What you need to do>
1. In the aluminum market passage below, condense the paragraph beginning "The US market is the extreme case" into a short bulleted list that keeps its main facts.
2. From the aluminum market passage below, quote everything from "The US market" down to "target at $3,800/t." word for word.

*** Opening of Passage ***

The EU's Carbon Border Adjustment Mechanism, taking effect in 2026, adds another layer of import costs. European buyers face a triple squeeze: shrinking Russian supply, CBAM-related cost increases, and competition with US buyers for Middle Eastern metal. European premiums will need to rise to attract metal away from the US, according to consultancy CRU. The fracturing of the global aluminum market into regional pricing zones is now structural, not cyclical.
The US market is the extreme case. Section 232 tariffs were raised to 25% in March 2025 and doubled to 50% in June 2025. US Midwest premiums hit a record $1,942/tonne by November 2025, meaning the all-in US aluminum price sits above $5,000/t. The International Aluminium Journal reports that the average aluminum price could easily remain above $3,000/t in both 2026 and 2027. J2T Solutions cites Trading Economics' 12-month target at $3,800/t.
On the supply side, Indonesia is adding approximately 705,000 tonnes of new primary capacity, bringing total output to 1.4 million tonnes. But 70% of Indonesian exports go to China, and the net addition to the ex-China market is limited. Analysts at AlCircle note that this expansion is unlikely to offset the deficit or bring global balance until late 2026. The World Bank had forecast a 21.6% aluminum price increase, but LME spot prices exceeded that target before the report was published. DiscoveryAlert analysis notes that the consensus range of $3,300-3,600/t reflects structural tightness that most pre-2024 forecasting models failed to capture.

*** Close of Passage ***
*** Opening of Recorded data ***

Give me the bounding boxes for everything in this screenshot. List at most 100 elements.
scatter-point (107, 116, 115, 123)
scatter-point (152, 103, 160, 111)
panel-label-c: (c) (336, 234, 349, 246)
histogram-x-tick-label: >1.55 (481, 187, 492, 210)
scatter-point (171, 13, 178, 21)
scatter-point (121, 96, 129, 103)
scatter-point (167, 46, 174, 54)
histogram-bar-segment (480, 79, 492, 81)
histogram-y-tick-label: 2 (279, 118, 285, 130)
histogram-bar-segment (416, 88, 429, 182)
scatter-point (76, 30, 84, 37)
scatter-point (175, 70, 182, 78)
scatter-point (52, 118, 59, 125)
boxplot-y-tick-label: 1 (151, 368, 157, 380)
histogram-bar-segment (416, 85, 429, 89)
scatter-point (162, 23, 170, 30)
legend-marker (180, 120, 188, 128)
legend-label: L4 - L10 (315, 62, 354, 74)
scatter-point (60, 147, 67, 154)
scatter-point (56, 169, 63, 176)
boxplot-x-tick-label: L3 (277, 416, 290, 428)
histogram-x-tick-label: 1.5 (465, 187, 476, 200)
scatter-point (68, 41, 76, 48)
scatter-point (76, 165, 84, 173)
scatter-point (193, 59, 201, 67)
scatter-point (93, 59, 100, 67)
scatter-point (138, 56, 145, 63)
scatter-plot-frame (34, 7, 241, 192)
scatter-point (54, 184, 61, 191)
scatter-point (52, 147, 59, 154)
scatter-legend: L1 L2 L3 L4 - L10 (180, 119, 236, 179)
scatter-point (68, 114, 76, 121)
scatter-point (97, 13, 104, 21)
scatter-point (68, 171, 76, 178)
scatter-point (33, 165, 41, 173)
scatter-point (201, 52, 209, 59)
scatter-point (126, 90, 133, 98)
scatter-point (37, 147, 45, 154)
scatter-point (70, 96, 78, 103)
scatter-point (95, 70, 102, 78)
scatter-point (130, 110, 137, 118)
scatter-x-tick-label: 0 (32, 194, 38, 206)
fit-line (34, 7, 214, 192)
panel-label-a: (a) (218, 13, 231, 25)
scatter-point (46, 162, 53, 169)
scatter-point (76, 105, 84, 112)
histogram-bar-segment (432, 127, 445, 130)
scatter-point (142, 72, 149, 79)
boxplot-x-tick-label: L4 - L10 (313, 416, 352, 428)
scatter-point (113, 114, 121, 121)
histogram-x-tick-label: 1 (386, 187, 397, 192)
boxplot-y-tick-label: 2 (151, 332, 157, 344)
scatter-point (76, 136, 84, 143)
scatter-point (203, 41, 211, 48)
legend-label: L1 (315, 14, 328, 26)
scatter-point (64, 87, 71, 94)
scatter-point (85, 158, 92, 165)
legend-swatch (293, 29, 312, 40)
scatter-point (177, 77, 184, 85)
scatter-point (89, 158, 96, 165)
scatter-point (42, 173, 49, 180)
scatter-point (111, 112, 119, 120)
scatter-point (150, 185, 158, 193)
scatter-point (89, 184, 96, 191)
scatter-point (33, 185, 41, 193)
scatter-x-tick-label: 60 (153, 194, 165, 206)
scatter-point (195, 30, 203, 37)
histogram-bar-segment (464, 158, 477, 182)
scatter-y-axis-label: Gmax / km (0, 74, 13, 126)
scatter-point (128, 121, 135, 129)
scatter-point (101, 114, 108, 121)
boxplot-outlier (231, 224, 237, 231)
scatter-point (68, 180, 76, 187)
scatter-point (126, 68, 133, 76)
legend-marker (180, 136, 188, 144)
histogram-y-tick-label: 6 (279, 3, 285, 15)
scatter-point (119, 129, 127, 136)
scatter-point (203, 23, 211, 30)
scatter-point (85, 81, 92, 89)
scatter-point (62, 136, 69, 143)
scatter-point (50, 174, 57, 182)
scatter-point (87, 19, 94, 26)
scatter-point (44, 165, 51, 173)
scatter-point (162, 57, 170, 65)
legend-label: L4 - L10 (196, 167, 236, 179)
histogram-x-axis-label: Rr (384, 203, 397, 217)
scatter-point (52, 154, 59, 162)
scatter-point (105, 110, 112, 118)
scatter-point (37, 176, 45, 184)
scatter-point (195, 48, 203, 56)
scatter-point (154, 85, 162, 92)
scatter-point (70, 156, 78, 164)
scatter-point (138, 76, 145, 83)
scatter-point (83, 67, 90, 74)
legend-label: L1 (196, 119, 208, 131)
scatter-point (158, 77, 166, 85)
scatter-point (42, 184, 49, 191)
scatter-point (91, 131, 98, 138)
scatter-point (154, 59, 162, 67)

*** Close of Recorded data ***

Responses per task>
1.
- The US is the extreme case.
- Section 232 tariffs: raised to 25% in March 2025, doubled to 50% in June 2025.
- US Midwest premium: record $1,942/tonne by November 2025, putting the all-in US price above $5,000/t.
- Outlook: average price could stay above $3,000/t in 2026 and 2027 (International Aluminium Journal); Trading Economics' 12-month target is $3,800/t (cited by J2T Solutions).

2.
The US market is the extreme case. Section 232 tariffs were raised to 25% in March 2025 and doubled to 50% in June 2025. US Midwest premiums hit a record $1,942/tonne by November 2025, meaning the all-in US aluminum price sits above $5,000/t. The International Aluminium Journal reports that the average aluminum price could easily remain above $3,000/t in both 2026 and 2027. J2T Solutions cites Trading Economics' 12-month target at $3,800/t.